THE TASK:
Copy each line exactly.

* begin STORED RECORDS *

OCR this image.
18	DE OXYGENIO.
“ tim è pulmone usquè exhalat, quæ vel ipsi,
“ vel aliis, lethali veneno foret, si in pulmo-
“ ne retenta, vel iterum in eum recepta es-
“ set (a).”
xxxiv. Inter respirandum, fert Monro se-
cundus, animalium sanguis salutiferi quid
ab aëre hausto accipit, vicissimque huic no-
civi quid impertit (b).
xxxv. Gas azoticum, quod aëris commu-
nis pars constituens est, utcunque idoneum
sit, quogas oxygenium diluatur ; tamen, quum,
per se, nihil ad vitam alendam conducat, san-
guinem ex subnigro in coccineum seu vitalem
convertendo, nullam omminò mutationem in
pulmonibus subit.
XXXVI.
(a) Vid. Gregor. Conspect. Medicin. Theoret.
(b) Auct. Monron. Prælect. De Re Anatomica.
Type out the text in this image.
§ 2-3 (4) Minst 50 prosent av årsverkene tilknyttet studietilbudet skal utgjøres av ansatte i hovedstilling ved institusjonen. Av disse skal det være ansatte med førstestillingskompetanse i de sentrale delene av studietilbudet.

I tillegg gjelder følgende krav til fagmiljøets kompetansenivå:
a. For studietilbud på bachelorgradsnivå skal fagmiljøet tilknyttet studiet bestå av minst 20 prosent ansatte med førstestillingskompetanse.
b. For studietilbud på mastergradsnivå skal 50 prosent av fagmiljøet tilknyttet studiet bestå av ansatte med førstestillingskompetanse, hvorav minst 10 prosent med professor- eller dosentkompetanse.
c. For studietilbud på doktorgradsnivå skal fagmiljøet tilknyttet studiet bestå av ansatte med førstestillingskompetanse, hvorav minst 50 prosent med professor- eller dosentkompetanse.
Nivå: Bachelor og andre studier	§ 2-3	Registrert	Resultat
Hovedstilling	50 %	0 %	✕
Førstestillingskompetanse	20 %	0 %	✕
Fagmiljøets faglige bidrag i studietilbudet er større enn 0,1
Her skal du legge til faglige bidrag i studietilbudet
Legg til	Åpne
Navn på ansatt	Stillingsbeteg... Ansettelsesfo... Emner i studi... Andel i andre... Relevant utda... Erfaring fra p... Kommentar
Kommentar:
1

* end STORED RECORDS *

ANSWER IN FULL:
OCR this image.
18	DE OXYGENIO.
“ tim è pulmone usquè exhalat, quæ vel ipsi,
“ vel aliis, lethali veneno foret, si in pulmo-
“ ne retenta, vel iterum in eum recepta es-
“ set (a).”
xxxiv. Inter respirandum, fert Monro se-
cundus, animalium sanguis salutiferi quid
ab aëre hausto accipit, vicissimque huic no-
civi quid impertit (b).
xxxv. Gas azoticum, quod aëris commu-
nis pars constituens est, utcunque idoneum
sit, quogas oxygenium diluatur ; tamen, quum,
per se, nihil ad vitam alendam conducat, san-
guinem ex subnigro in coccineum seu vitalem
convertendo, nullam omminò mutationem in
pulmonibus subit.
XXXVI.
(a) Vid. Gregor. Conspect. Medicin. Theoret.
(b) Auct. Monron. Prælect. De Re Anatomica.
Type out the text in this image.
§ 2-3 (4) Minst 50 prosent av årsverkene tilknyttet studietilbudet skal utgjøres av ansatte i hovedstilling ved institusjonen. Av disse skal det være ansatte med førstestillingskompetanse i de sentrale delene av studietilbudet.

I tillegg gjelder følgende krav til fagmiljøets kompetansenivå:
a. For studietilbud på bachelorgradsnivå skal fagmiljøet tilknyttet studiet bestå av minst 20 prosent ansatte med førstestillingskompetanse.
b. For studietilbud på mastergradsnivå skal 50 prosent av fagmiljøet tilknyttet studiet bestå av ansatte med førstestillingskompetanse, hvorav minst 10 prosent med professor- eller dosentkompetanse.
c. For studietilbud på doktorgradsnivå skal fagmiljøet tilknyttet studiet bestå av ansatte med førstestillingskompetanse, hvorav minst 50 prosent med professor- eller dosentkompetanse.
Nivå: Bachelor og andre studier	§ 2-3	Registrert	Resultat
Hovedstilling	50 %	0 %	✕
Førstestillingskompetanse	20 %	0 %	✕
Fagmiljøets faglige bidrag i studietilbudet er større enn 0,1
Her skal du legge til faglige bidrag i studietilbudet
Legg til	Åpne
Navn på ansatt	Stillingsbeteg... Ansettelsesfo... Emner i studi... Andel i andre... Relevant utda... Erfaring fra p... Kommentar
Kommentar:
1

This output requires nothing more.